- _Data to use_
━━━━━━━━━━━━━━━━

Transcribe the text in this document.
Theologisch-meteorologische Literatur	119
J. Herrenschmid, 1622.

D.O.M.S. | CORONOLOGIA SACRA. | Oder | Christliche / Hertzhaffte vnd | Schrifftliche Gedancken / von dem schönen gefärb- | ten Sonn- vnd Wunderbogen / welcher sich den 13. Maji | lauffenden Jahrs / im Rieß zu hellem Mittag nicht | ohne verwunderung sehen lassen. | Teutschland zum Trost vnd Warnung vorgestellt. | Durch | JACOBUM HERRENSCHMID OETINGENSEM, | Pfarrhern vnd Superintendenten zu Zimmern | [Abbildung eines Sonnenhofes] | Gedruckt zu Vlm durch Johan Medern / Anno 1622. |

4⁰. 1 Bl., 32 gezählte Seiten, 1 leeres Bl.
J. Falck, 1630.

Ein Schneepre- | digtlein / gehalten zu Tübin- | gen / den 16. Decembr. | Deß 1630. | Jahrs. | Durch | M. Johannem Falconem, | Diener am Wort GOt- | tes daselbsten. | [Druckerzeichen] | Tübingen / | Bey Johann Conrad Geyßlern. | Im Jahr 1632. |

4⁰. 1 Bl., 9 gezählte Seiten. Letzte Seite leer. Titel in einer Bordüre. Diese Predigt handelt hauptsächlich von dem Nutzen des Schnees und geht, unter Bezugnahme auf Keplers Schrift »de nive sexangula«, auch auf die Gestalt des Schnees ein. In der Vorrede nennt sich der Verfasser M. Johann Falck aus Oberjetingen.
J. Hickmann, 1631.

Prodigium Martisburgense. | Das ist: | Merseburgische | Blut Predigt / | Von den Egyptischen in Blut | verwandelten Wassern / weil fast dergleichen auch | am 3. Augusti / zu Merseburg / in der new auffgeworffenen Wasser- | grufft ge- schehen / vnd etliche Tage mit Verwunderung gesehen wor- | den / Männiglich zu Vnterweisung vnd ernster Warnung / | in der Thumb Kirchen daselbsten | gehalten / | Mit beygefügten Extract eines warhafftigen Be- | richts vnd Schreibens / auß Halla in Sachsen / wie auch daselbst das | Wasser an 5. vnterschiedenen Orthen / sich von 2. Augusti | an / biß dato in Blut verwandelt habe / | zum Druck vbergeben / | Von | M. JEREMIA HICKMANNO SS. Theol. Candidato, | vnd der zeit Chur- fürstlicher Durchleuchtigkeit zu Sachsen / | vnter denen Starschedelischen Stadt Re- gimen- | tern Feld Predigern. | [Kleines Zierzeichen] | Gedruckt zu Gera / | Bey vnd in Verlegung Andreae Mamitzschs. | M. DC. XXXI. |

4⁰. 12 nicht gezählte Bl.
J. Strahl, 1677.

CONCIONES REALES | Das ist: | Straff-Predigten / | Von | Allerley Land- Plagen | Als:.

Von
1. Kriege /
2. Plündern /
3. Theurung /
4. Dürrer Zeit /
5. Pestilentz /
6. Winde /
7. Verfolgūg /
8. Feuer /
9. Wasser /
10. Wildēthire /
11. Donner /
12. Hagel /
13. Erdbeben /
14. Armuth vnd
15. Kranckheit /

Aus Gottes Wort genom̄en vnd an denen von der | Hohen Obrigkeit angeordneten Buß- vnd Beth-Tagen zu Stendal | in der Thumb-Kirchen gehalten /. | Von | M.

━━━━━━━━━━━━━━━━

- _Exercise objective_
Reproduce every line in the records above that contains the word "Wort".

- _Result_
Ein Schneepre- | digtlein / gehalten zu Tübin- | gen / den 16. Decembr. | Deß 1630. | Jahrs. | Durch | M. Johannem Falconem, | Diener am Wort GOt- | tes daselbsten. | [Druckerzeichen] | Tübingen / | Bey Johann Conrad Geyßlern. | Im Jahr 1632. |
Aus Gottes Wort genom̄en vnd an denen von der | Hohen Obrigkeit angeordneten Buß- vnd Beth-Tagen zu Stendal | in der Thumb-Kirchen gehalten /. | Von | M.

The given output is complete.